(Collected data entries)
▬▬▬▬▬▬

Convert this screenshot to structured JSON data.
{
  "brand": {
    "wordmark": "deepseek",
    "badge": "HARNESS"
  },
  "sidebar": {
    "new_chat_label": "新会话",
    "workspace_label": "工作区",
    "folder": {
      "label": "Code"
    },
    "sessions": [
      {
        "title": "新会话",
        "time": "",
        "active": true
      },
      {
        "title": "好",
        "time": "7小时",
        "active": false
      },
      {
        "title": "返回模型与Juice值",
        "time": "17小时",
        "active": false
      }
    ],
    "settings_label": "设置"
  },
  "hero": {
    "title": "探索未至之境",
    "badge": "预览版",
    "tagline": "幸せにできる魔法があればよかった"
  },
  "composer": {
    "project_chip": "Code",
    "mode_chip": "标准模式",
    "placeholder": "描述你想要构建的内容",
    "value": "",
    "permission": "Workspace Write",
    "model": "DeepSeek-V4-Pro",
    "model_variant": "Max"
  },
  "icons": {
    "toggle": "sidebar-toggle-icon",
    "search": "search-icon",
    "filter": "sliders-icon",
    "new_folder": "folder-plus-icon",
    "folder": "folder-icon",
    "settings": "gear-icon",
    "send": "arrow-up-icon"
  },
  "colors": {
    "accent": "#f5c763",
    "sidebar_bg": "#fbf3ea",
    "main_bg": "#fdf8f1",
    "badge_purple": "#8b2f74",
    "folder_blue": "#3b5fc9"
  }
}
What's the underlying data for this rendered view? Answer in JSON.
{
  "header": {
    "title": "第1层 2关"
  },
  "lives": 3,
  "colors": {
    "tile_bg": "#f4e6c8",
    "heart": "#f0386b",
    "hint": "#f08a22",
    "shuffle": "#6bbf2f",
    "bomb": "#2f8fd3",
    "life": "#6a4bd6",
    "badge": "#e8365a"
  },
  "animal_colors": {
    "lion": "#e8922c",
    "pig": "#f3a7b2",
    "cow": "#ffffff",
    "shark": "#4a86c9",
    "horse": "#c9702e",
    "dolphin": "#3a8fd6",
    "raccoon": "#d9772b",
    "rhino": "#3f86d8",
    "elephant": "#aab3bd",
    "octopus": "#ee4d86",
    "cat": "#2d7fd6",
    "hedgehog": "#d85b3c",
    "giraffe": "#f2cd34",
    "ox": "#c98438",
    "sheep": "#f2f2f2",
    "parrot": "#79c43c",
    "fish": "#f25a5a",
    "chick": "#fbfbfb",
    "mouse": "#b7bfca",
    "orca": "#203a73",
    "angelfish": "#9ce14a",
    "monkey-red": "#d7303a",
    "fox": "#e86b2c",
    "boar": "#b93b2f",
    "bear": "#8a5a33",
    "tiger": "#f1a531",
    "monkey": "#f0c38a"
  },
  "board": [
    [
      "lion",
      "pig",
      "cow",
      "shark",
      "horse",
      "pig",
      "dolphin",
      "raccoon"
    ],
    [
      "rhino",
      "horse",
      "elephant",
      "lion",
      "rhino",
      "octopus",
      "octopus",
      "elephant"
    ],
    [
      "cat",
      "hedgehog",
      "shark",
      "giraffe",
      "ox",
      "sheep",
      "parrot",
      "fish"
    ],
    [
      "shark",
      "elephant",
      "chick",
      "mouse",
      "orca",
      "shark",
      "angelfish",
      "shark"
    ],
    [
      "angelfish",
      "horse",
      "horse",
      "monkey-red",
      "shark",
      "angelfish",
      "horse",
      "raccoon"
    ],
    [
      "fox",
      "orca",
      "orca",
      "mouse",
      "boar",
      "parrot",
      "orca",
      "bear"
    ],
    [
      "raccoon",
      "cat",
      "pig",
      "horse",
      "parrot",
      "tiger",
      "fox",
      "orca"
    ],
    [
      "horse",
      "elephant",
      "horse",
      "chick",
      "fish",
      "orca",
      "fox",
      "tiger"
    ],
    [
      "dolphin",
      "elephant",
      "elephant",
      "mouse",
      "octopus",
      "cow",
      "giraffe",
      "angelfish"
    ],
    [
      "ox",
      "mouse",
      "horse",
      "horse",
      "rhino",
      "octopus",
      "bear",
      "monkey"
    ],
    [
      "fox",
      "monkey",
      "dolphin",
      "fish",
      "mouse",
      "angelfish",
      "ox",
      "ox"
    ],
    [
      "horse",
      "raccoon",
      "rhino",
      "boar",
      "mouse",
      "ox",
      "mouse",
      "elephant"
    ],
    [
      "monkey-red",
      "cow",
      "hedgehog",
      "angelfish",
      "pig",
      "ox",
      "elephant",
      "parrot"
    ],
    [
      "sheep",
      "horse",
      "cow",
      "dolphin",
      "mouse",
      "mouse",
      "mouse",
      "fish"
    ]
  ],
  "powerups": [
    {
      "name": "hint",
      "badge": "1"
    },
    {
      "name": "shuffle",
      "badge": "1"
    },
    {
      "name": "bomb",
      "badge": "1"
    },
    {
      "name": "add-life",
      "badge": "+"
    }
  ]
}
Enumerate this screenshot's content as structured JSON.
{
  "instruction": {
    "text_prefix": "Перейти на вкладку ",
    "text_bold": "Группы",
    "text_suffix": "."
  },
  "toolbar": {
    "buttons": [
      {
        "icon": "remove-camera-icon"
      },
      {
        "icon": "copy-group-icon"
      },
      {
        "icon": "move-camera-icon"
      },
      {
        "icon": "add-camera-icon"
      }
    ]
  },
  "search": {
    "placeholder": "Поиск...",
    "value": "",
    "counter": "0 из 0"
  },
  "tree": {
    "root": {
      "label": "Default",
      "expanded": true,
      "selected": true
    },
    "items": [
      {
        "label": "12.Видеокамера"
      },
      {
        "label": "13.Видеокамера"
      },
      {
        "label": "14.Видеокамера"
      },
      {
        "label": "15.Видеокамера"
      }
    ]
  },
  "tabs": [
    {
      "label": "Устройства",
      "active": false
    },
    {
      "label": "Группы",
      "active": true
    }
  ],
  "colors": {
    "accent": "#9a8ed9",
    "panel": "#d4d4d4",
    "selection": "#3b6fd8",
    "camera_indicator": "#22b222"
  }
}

▬▬▬▬▬▬

**PROBLEM TO WORK ON**
Your task is to give the records above again, exactly.

**OUTPUT**
Convert this screenshot to structured JSON data.
{
  "brand": {
    "wordmark": "deepseek",
    "badge": "HARNESS"
  },
  "sidebar": {
    "new_chat_label": "新会话",
    "workspace_label": "工作区",
    "folder": {
      "label": "Code"
    },
    "sessions": [
      {
        "title": "新会话",
        "time": "",
        "active": true
      },
      {
        "title": "好",
        "time": "7小时",
        "active": false
      },
      {
        "title": "返回模型与Juice值",
        "time": "17小时",
        "active": false
      }
    ],
    "settings_label": "设置"
  },
  "hero": {
    "title": "探索未至之境",
    "badge": "预览版",
    "tagline": "幸せにできる魔法があればよかった"
  },
  "composer": {
    "project_chip": "Code",
    "mode_chip": "标准模式",
    "placeholder": "描述你想要构建的内容",
    "value": "",
    "permission": "Workspace Write",
    "model": "DeepSeek-V4-Pro",
    "model_variant": "Max"
  },
  "icons": {
    "toggle": "sidebar-toggle-icon",
    "search": "search-icon",
    "filter": "sliders-icon",
    "new_folder": "folder-plus-icon",
    "folder": "folder-icon",
    "settings": "gear-icon",
    "send": "arrow-up-icon"
  },
  "colors": {
    "accent": "#f5c763",
    "sidebar_bg": "#fbf3ea",
    "main_bg": "#fdf8f1",
    "badge_purple": "#8b2f74",
    "folder_blue": "#3b5fc9"
  }
}
What's the underlying data for this rendered view? Answer in JSON.
{
  "header": {
    "title": "第1层 2关"
  },
  "lives": 3,
  "colors": {
    "tile_bg": "#f4e6c8",
    "heart": "#f0386b",
    "hint": "#f08a22",
    "shuffle": "#6bbf2f",
    "bomb": "#2f8fd3",
    "life": "#6a4bd6",
    "badge": "#e8365a"
  },
  "animal_colors": {
    "lion": "#e8922c",
    "pig": "#f3a7b2",
    "cow": "#ffffff",
    "shark": "#4a86c9",
    "horse": "#c9702e",
    "dolphin": "#3a8fd6",
    "raccoon": "#d9772b",
    "rhino": "#3f86d8",
    "elephant": "#aab3bd",
    "octopus": "#ee4d86",
    "cat": "#2d7fd6",
    "hedgehog": "#d85b3c",
    "giraffe": "#f2cd34",
    "ox": "#c98438",
    "sheep": "#f2f2f2",
    "parrot": "#79c43c",
    "fish": "#f25a5a",
    "chick": "#fbfbfb",
    "mouse": "#b7bfca",
    "orca": "#203a73",
    "angelfish": "#9ce14a",
    "monkey-red": "#d7303a",
    "fox": "#e86b2c",
    "boar": "#b93b2f",
    "bear": "#8a5a33",
    "tiger": "#f1a531",
    "monkey": "#f0c38a"
  },
  "board": [
    [
      "lion",
      "pig",
      "cow",
      "shark",
      "horse",
      "pig",
      "dolphin",
      "raccoon"
    ],
    [
      "rhino",
      "horse",
      "elephant",
      "lion",
      "rhino",
      "octopus",
      "octopus",
      "elephant"
    ],
    [
      "cat",
      "hedgehog",
      "shark",
      "giraffe",
      "ox",
      "sheep",
      "parrot",
      "fish"
    ],
    [
      "shark",
      "elephant",
      "chick",
      "mouse",
      "orca",
      "shark",
      "angelfish",
      "shark"
    ],
    [
      "angelfish",
      "horse",
      "horse",
      "monkey-red",
      "shark",
      "angelfish",
      "horse",
      "raccoon"
    ],
    [
      "fox",
      "orca",
      "orca",
      "mouse",
      "boar",
      "parrot",
      "orca",
      "bear"
    ],
    [
      "raccoon",
      "cat",
      "pig",
      "horse",
      "parrot",
      "tiger",
      "fox",
      "orca"
    ],
    [
      "horse",
      "elephant",
      "horse",
      "chick",
      "fish",
      "orca",
      "fox",
      "tiger"
    ],
    [
      "dolphin",
      "elephant",
      "elephant",
      "mouse",
      "octopus",
      "cow",
      "giraffe",
      "angelfish"
    ],
    [
      "ox",
      "mouse",
      "horse",
      "horse",
      "rhino",
      "octopus",
      "bear",
      "monkey"
    ],
    [
      "fox",
      "monkey",
      "dolphin",
      "fish",
      "mouse",
      "angelfish",
      "ox",
      "ox"
    ],
    [
      "horse",
      "raccoon",
      "rhino",
      "boar",
      "mouse",
      "ox",
      "mouse",
      "elephant"
    ],
    [
      "monkey-red",
      "cow",
      "hedgehog",
      "angelfish",
      "pig",
      "ox",
      "elephant",
      "parrot"
    ],
    [
      "sheep",
      "horse",
      "cow",
      "dolphin",
      "mouse",
      "mouse",
      "mouse",
      "fish"
    ]
  ],
  "powerups": [
    {
      "name": "hint",
      "badge": "1"
    },
    {
      "name": "shuffle",
      "badge": "1"
    },
    {
      "name": "bomb",
      "badge": "1"
    },
    {
      "name": "add-life",
      "badge": "+"
    }
  ]
}
Enumerate this screenshot's content as structured JSON.
{
  "instruction": {
    "text_prefix": "Перейти на вкладку ",
    "text_bold": "Группы",
    "text_suffix": "."
  },
  "toolbar": {
    "buttons": [
      {
        "icon": "remove-camera-icon"
      },
      {
        "icon": "copy-group-icon"
      },
      {
        "icon": "move-camera-icon"
      },
      {
        "icon": "add-camera-icon"
      }
    ]
  },
  "search": {
    "placeholder": "Поиск...",
    "value": "",
    "counter": "0 из 0"
  },
  "tree": {
    "root": {
      "label": "Default",
      "expanded": true,
      "selected": true
    },
    "items": [
      {
        "label": "12.Видеокамера"
      },
      {
        "label": "13.Видеокамера"
      },
      {
        "label": "14.Видеокамера"
      },
      {
        "label": "15.Видеокамера"
      }
    ]
  },
  "tabs": [
    {
      "label": "Устройства",
      "active": false
    },
    {
      "label": "Группы",
      "active": true
    }
  ],
  "colors": {
    "accent": "#9a8ed9",
    "panel": "#d4d4d4",
    "selection": "#3b6fd8",
    "camera_indicator": "#22b222"
  }
}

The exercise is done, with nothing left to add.